# EXERCISE AIM
Write out the entries verbatim and leave the images out of the copy.

--- BEGIN ---

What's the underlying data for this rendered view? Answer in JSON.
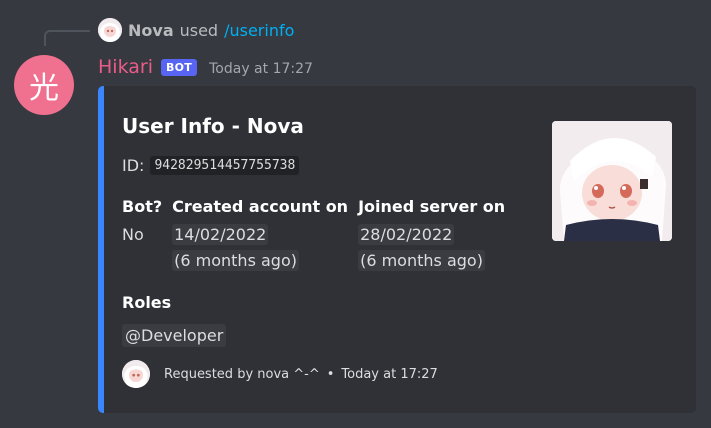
{
  "reply": {
    "user": "Nova",
    "used_text": "used",
    "command": "/userinfo"
  },
  "message": {
    "avatar_glyph": "光",
    "author": "Hikari",
    "bot_badge": "BOT",
    "timestamp": "Today at 17:27"
  },
  "embed": {
    "accent_color": "#3a86ff",
    "title": "User Info - Nova",
    "id_label": "ID:",
    "id_value": "942829514457755738",
    "fields": [
      {
        "name": "Bot?",
        "value_line1": "No",
        "value_line2": ""
      },
      {
        "name": "Created account on",
        "value_line1": "14/02/2022",
        "value_line2": "(6 months ago)"
      },
      {
        "name": "Joined server on",
        "value_line1": "28/02/2022",
        "value_line2": "(6 months ago)"
      }
    ],
    "roles_name": "Roles",
    "roles_value": "@Developer",
    "footer_text": "Requested by nova ^-^",
    "footer_sep": "•",
    "footer_time": "Today at 17:27"
  },
  "colors": {
    "background": "#36393f",
    "embed_bg": "#2f3136",
    "author": "#ea5c87",
    "bot_badge": "#5865f2",
    "link": "#00aff4"
  }
}
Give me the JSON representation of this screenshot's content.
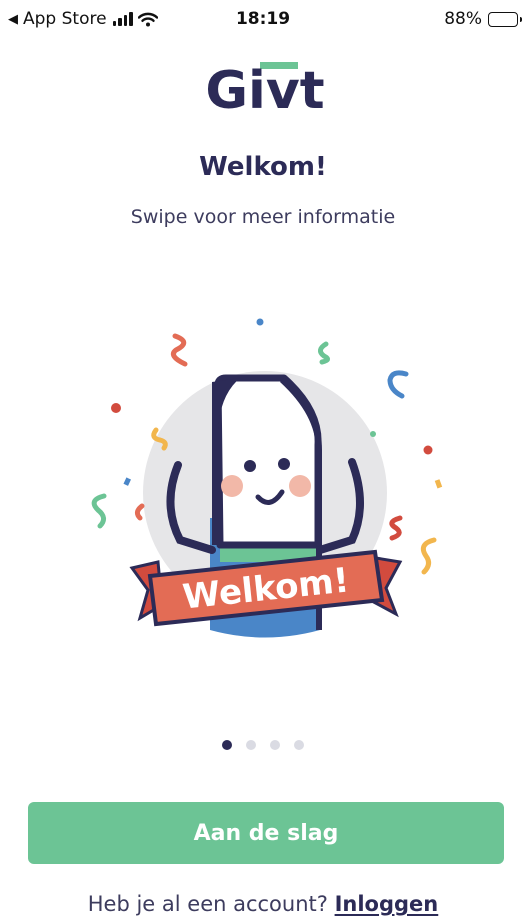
{
  "status_bar": {
    "back_label": "App Store",
    "back_icon": "triangle-left-icon",
    "time": "18:19",
    "battery_percent": "88%",
    "battery_level": 0.88
  },
  "logo": {
    "text": "Givt"
  },
  "welcome": {
    "title": "Welkom!",
    "subtitle": "Swipe voor meer informatie",
    "banner_text": "Welkom!"
  },
  "pager": {
    "total": 4,
    "active_index": 0
  },
  "actions": {
    "start_label": "Aan de slag",
    "login_prompt": "Heb je al een account? ",
    "login_link": "Inloggen"
  },
  "colors": {
    "primary_dark": "#2c2b57",
    "primary_green": "#6cc495",
    "banner_orange": "#e36c55",
    "confetti_yellow": "#f2b64d",
    "confetti_blue": "#4a86c8",
    "confetti_red": "#d24b3e"
  }
}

--- END ---

# COMPLETE RESPONSE
What's the underlying data for this rendered view? Answer in JSON.
{
  "reply": {
    "user": "Nova",
    "used_text": "used",
    "command": "/userinfo"
  },
  "message": {
    "avatar_glyph": "光",
    "author": "Hikari",
    "bot_badge": "BOT",
    "timestamp": "Today at 17:27"
  },
  "embed": {
    "accent_color": "#3a86ff",
    "title": "User Info - Nova",
    "id_label": "ID:",
    "id_value": "942829514457755738",
    "fields": [
      {
        "name": "Bot?",
        "value_line1": "No",
        "value_line2": ""
      },
      {
        "name": "Created account on",
        "value_line1": "14/02/2022",
        "value_line2": "(6 months ago)"
      },
      {
        "name": "Joined server on",
        "value_line1": "28/02/2022",
        "value_line2": "(6 months ago)"
      }
    ],
    "roles_name": "Roles",
    "roles_value": "@Developer",
    "footer_text": "Requested by nova ^-^",
    "footer_sep": "•",
    "footer_time": "Today at 17:27"
  },
  "colors": {
    "background": "#36393f",
    "embed_bg": "#2f3136",
    "author": "#ea5c87",
    "bot_badge": "#5865f2",
    "link": "#00aff4"
  }
}
Give me the JSON representation of this screenshot's content.
{
  "status_bar": {
    "back_label": "App Store",
    "back_icon": "triangle-left-icon",
    "time": "18:19",
    "battery_percent": "88%",
    "battery_level": 0.88
  },
  "logo": {
    "text": "Givt"
  },
  "welcome": {
    "title": "Welkom!",
    "subtitle": "Swipe voor meer informatie",
    "banner_text": "Welkom!"
  },
  "pager": {
    "total": 4,
    "active_index": 0
  },
  "actions": {
    "start_label": "Aan de slag",
    "login_prompt": "Heb je al een account? ",
    "login_link": "Inloggen"
  },
  "colors": {
    "primary_dark": "#2c2b57",
    "primary_green": "#6cc495",
    "banner_orange": "#e36c55",
    "confetti_yellow": "#f2b64d",
    "confetti_blue": "#4a86c8",
    "confetti_red": "#d24b3e"
  }
}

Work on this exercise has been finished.